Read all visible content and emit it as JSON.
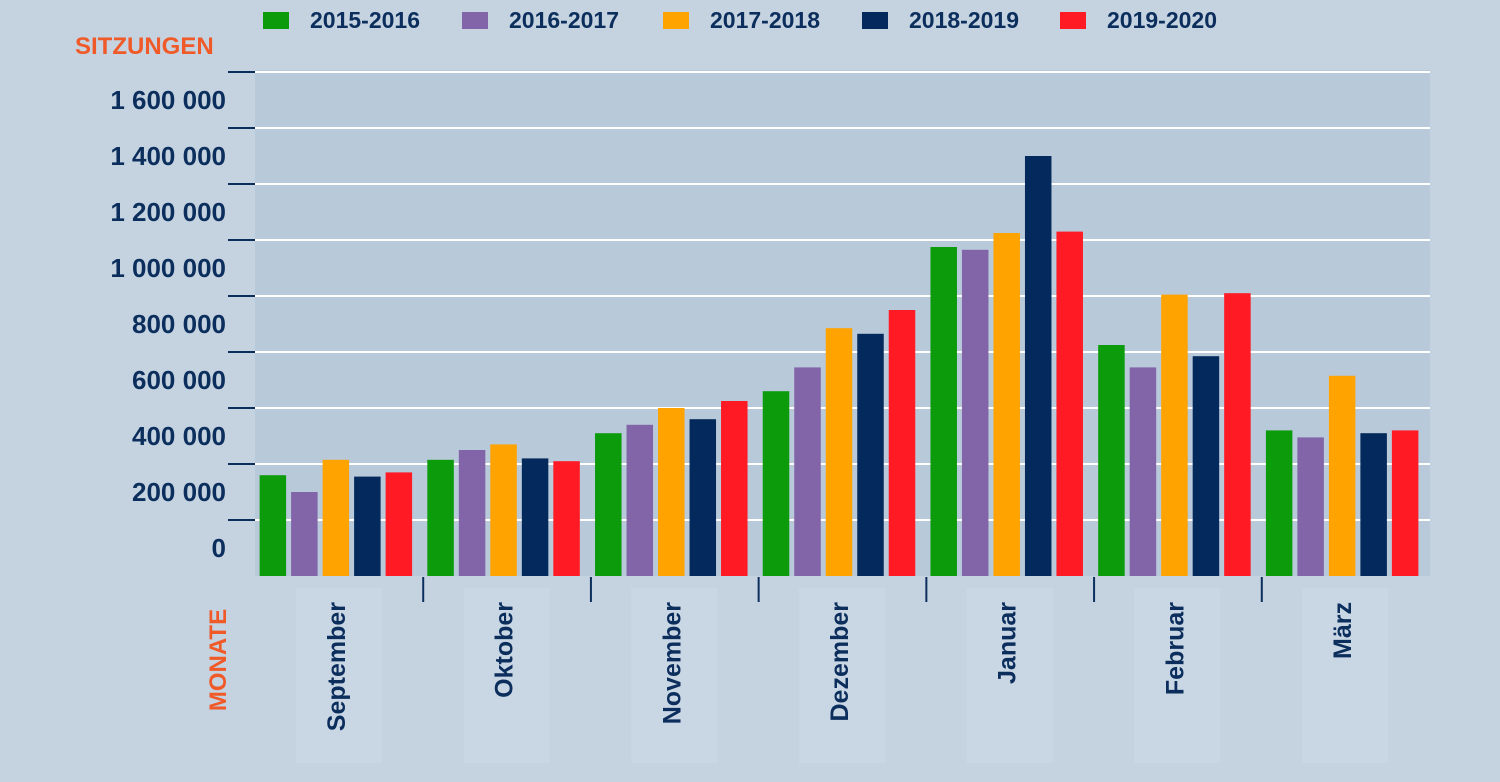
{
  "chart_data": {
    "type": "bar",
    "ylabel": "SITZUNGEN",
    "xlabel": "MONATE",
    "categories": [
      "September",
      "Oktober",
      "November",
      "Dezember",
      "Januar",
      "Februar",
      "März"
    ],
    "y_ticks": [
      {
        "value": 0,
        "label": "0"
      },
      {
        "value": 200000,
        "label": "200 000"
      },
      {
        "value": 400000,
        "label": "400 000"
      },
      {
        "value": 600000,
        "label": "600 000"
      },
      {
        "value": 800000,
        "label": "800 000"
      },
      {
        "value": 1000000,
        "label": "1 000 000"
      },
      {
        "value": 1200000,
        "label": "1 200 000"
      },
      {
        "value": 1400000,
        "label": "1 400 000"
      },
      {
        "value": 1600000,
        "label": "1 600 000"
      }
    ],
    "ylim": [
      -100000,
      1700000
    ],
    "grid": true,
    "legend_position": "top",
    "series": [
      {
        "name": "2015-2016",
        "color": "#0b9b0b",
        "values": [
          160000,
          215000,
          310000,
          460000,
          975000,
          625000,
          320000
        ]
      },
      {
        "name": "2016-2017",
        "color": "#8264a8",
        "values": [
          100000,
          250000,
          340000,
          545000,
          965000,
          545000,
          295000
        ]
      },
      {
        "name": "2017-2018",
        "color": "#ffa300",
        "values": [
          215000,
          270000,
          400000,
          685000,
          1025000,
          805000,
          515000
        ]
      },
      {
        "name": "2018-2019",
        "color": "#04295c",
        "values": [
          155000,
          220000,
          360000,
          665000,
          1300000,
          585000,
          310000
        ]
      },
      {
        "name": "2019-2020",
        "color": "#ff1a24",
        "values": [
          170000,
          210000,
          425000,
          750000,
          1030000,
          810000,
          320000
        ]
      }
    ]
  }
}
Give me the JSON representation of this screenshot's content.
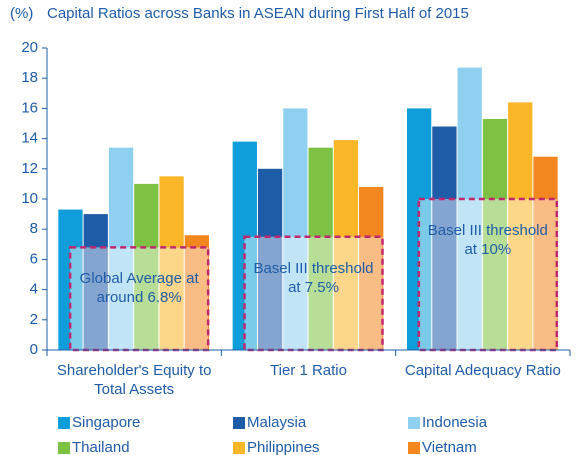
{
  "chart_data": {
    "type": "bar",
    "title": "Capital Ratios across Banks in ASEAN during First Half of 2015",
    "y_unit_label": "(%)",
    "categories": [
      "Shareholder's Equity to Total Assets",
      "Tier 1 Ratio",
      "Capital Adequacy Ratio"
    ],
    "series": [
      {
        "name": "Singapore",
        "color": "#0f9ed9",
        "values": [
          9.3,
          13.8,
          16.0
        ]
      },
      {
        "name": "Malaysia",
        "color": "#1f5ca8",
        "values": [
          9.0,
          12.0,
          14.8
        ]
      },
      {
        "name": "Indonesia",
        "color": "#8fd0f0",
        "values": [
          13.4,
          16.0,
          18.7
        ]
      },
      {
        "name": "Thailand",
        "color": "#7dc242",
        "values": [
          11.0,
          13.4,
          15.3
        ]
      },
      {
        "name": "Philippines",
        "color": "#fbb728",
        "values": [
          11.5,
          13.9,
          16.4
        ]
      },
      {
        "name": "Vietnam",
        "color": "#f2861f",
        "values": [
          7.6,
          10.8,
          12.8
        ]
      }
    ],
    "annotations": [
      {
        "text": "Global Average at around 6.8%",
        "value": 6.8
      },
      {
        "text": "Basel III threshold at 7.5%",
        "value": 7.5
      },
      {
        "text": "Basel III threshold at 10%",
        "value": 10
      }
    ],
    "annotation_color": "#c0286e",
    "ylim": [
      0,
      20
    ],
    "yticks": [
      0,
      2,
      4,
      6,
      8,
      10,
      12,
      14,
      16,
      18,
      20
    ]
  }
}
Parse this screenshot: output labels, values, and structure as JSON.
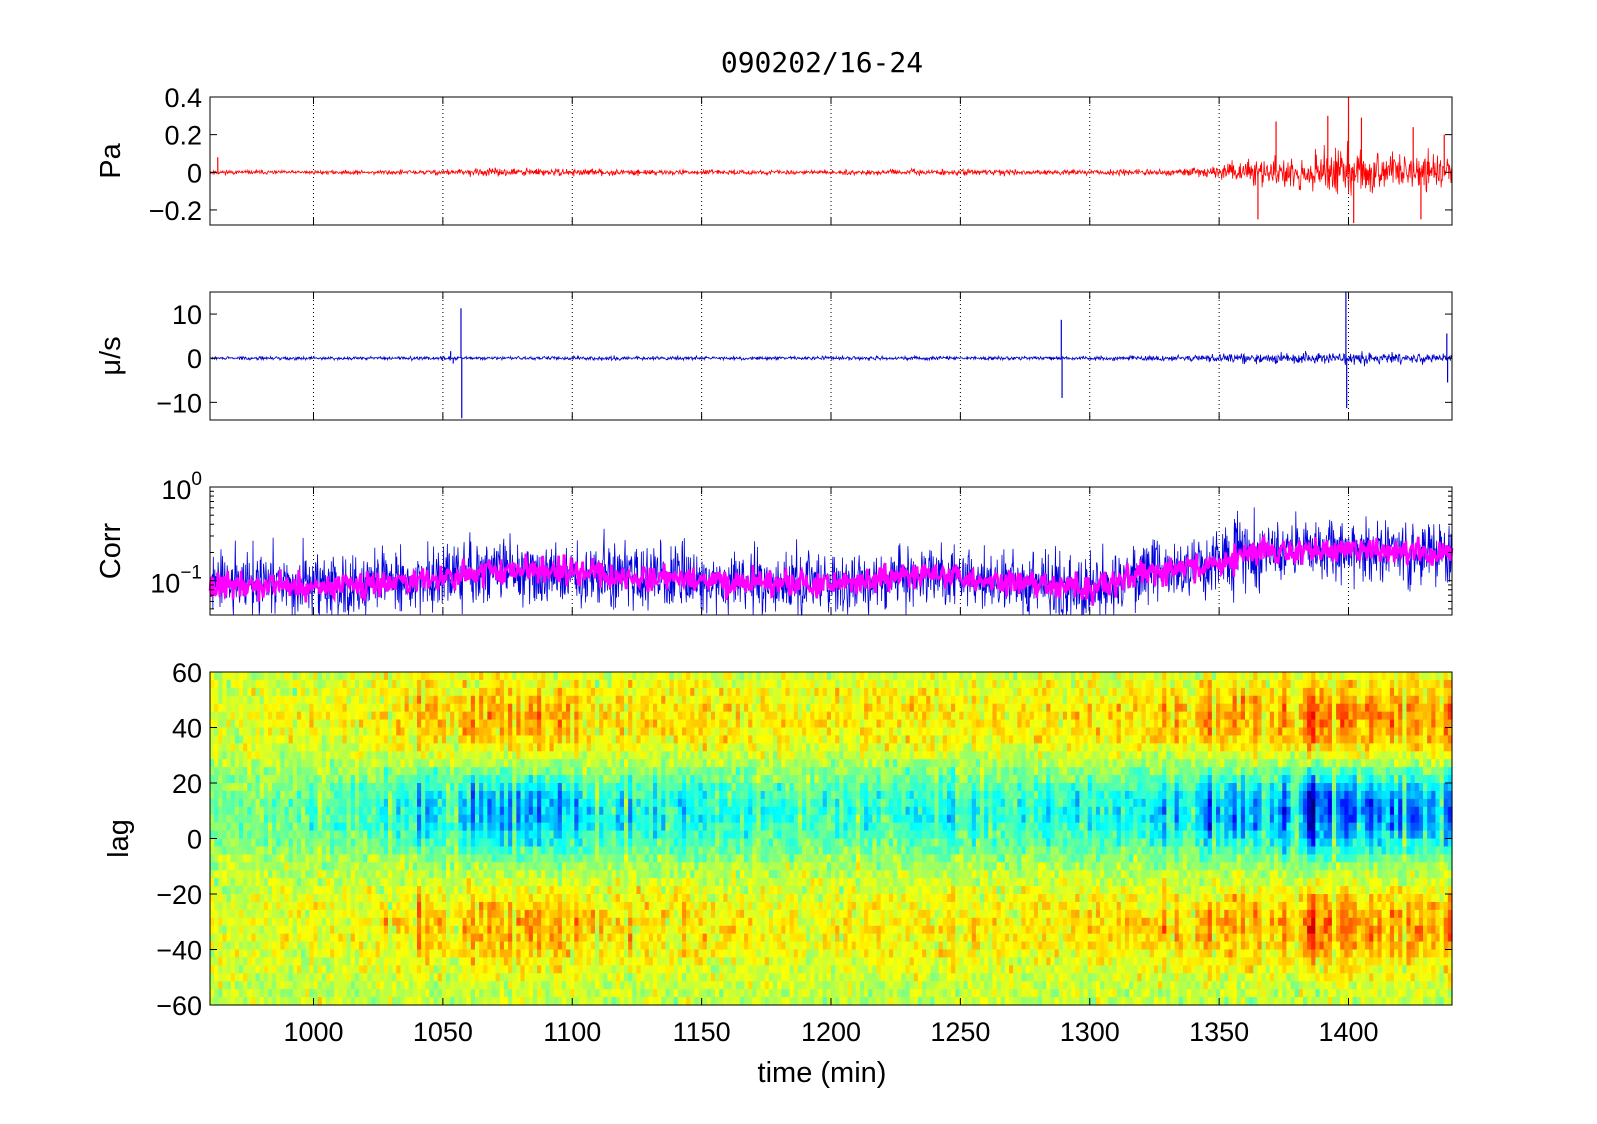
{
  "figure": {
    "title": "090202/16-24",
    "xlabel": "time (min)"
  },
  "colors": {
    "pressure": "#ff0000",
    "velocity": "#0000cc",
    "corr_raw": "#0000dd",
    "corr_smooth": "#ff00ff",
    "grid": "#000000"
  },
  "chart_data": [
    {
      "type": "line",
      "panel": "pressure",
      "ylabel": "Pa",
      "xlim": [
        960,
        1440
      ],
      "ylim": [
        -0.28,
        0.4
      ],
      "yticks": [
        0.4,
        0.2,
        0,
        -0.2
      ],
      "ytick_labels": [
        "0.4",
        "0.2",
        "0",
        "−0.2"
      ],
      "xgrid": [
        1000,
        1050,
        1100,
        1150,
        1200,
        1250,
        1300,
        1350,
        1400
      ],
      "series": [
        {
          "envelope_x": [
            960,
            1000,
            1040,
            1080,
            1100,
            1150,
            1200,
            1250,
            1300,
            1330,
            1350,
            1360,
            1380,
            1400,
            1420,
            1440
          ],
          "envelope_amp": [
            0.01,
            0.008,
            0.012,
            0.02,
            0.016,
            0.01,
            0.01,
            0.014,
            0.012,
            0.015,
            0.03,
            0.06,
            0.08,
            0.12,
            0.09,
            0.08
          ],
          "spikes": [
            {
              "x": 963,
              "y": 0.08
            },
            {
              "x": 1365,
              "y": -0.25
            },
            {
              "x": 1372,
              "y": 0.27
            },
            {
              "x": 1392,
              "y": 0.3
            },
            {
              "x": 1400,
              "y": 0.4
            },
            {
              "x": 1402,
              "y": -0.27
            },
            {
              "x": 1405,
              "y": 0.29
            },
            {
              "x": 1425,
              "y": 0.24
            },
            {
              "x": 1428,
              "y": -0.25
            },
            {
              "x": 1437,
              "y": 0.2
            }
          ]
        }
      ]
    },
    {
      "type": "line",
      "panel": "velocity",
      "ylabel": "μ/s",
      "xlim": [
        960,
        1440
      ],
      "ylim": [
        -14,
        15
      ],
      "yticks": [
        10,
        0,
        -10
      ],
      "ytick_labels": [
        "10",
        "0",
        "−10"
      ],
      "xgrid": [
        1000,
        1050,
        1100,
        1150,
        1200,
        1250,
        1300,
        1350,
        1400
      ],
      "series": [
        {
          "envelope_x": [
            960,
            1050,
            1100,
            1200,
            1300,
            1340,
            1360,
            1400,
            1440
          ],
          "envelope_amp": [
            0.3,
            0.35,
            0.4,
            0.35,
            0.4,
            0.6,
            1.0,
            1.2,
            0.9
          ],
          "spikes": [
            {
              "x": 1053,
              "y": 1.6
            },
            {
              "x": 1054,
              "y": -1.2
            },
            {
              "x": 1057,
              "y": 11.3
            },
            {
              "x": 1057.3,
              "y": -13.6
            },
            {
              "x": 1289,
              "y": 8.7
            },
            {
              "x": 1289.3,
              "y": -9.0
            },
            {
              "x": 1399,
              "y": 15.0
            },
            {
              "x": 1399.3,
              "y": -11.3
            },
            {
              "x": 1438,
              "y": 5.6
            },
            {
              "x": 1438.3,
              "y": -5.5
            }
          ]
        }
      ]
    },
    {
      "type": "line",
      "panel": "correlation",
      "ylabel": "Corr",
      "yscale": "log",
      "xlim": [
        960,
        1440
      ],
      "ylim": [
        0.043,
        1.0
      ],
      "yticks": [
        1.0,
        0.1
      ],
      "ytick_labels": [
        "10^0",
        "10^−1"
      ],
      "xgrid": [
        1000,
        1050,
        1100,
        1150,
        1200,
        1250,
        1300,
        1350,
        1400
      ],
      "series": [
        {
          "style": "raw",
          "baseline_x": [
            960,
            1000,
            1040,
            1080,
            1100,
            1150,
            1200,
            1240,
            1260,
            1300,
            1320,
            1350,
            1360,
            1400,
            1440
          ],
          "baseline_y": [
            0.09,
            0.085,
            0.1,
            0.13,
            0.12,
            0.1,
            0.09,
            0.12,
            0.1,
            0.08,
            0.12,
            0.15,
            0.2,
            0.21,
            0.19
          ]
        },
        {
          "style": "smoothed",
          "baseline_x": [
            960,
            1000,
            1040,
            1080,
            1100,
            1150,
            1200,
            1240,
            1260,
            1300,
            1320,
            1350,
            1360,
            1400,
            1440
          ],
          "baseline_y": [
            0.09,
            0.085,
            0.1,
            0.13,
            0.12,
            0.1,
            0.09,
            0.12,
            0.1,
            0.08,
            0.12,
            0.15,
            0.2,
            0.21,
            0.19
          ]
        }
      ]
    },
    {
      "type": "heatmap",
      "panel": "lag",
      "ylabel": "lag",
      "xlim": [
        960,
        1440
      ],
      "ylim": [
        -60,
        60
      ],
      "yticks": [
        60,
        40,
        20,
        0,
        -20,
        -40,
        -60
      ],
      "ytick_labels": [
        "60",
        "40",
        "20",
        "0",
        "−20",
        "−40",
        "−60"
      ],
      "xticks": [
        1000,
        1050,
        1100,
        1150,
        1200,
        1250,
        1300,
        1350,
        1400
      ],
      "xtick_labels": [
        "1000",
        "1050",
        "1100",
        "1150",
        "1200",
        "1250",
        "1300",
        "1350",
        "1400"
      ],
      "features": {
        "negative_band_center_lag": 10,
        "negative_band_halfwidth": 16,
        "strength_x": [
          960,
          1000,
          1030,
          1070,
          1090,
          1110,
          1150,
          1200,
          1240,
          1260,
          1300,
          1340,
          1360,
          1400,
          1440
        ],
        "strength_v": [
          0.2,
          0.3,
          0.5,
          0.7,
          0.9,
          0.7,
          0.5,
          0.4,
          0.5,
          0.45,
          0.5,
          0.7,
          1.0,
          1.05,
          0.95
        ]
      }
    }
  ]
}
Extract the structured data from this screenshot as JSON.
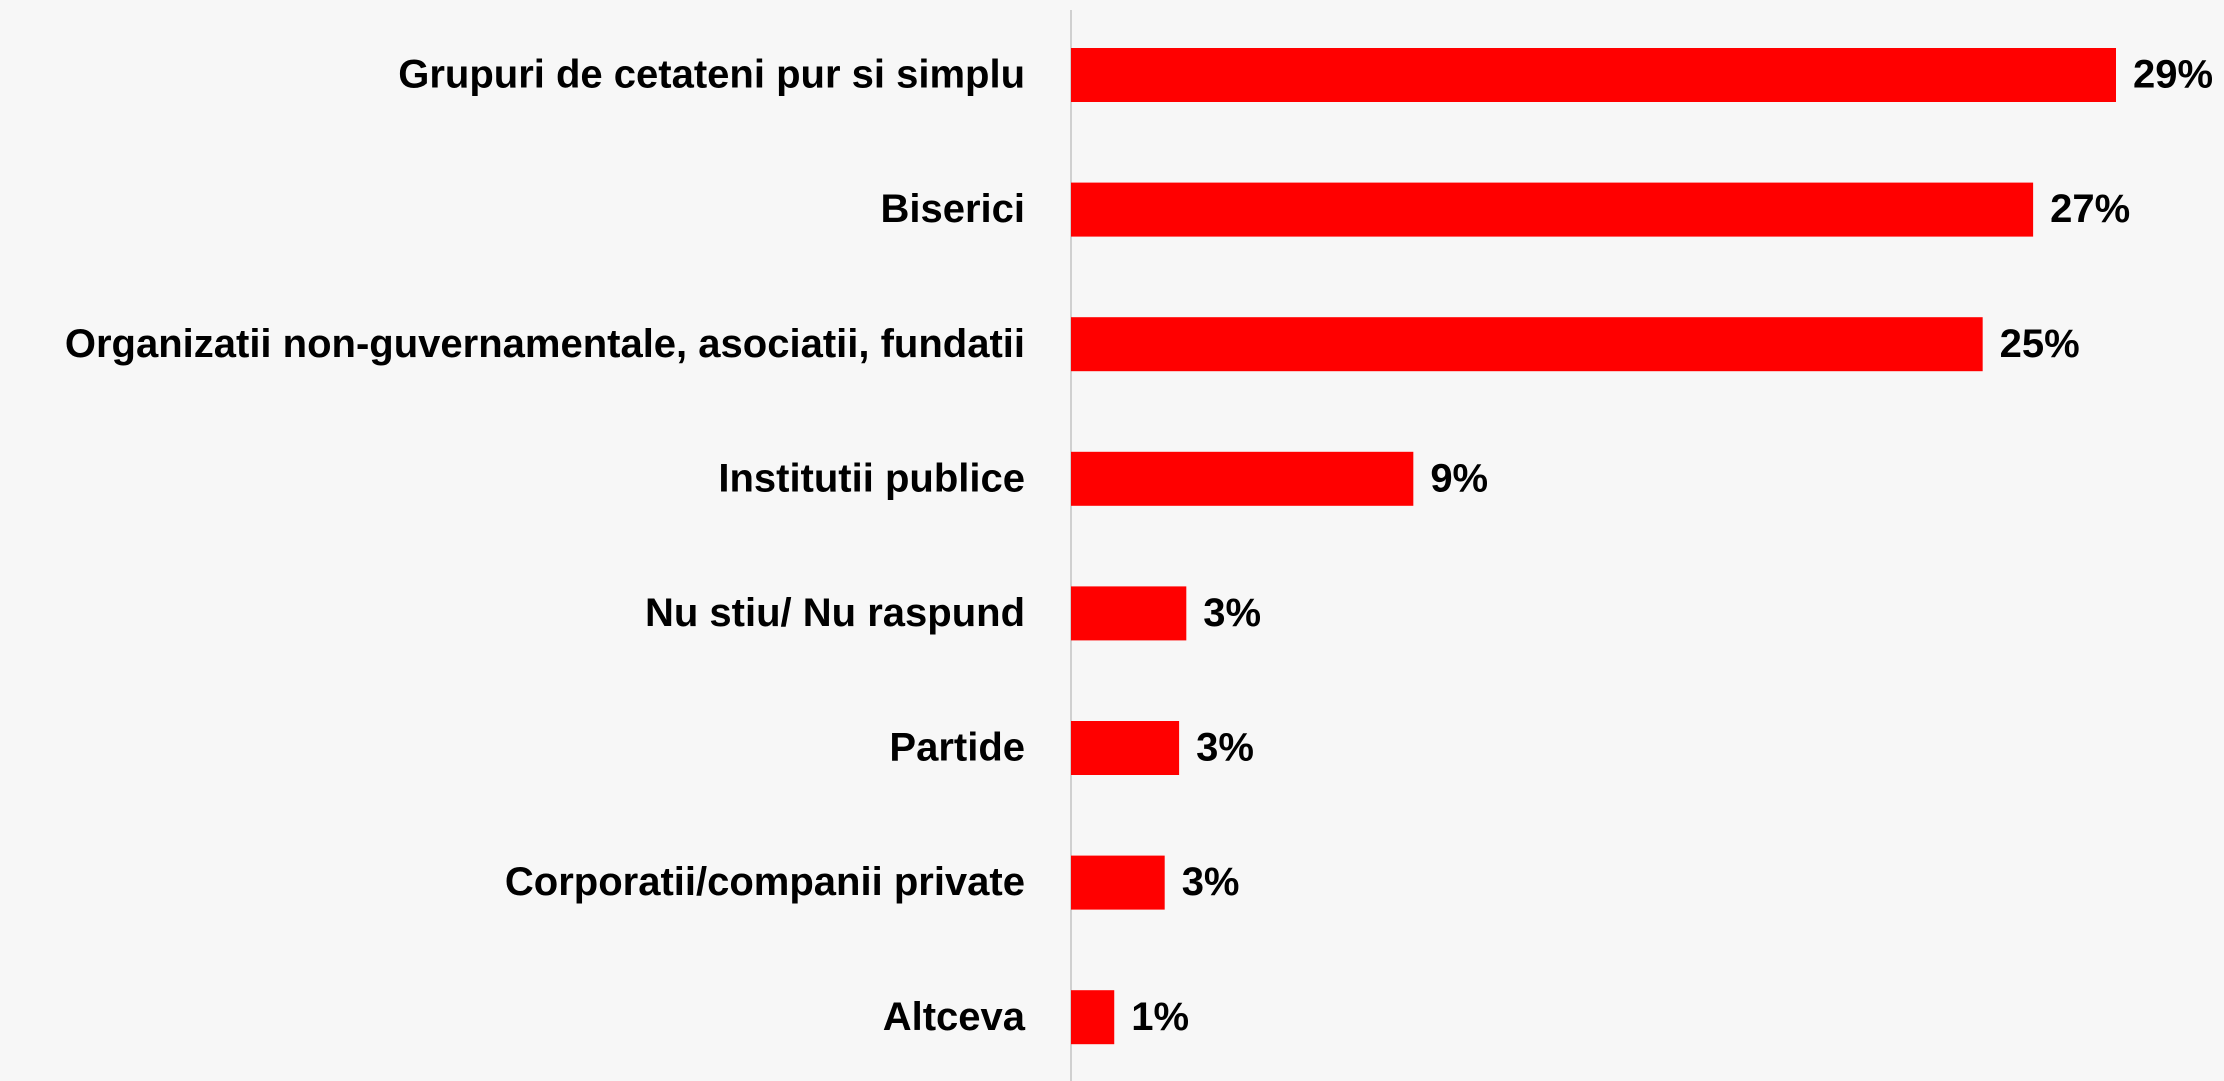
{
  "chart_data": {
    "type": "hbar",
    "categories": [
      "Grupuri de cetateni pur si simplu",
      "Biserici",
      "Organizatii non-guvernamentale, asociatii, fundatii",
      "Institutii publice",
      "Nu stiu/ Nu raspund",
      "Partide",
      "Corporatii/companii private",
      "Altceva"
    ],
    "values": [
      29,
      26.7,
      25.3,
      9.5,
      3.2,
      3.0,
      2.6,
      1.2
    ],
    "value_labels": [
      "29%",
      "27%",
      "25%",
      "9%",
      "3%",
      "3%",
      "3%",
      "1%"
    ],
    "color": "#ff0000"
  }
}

Task objective:
Find the string "JSON" in the listing and return every line that holds it.

Task response:
Read all visible content and emit it as JSON.
Give me the JSON representation of this screenshot's content.
Parse this screenshot: output labels, values, and structure as JSON.
Extract the structured data from this screenshot as JSON.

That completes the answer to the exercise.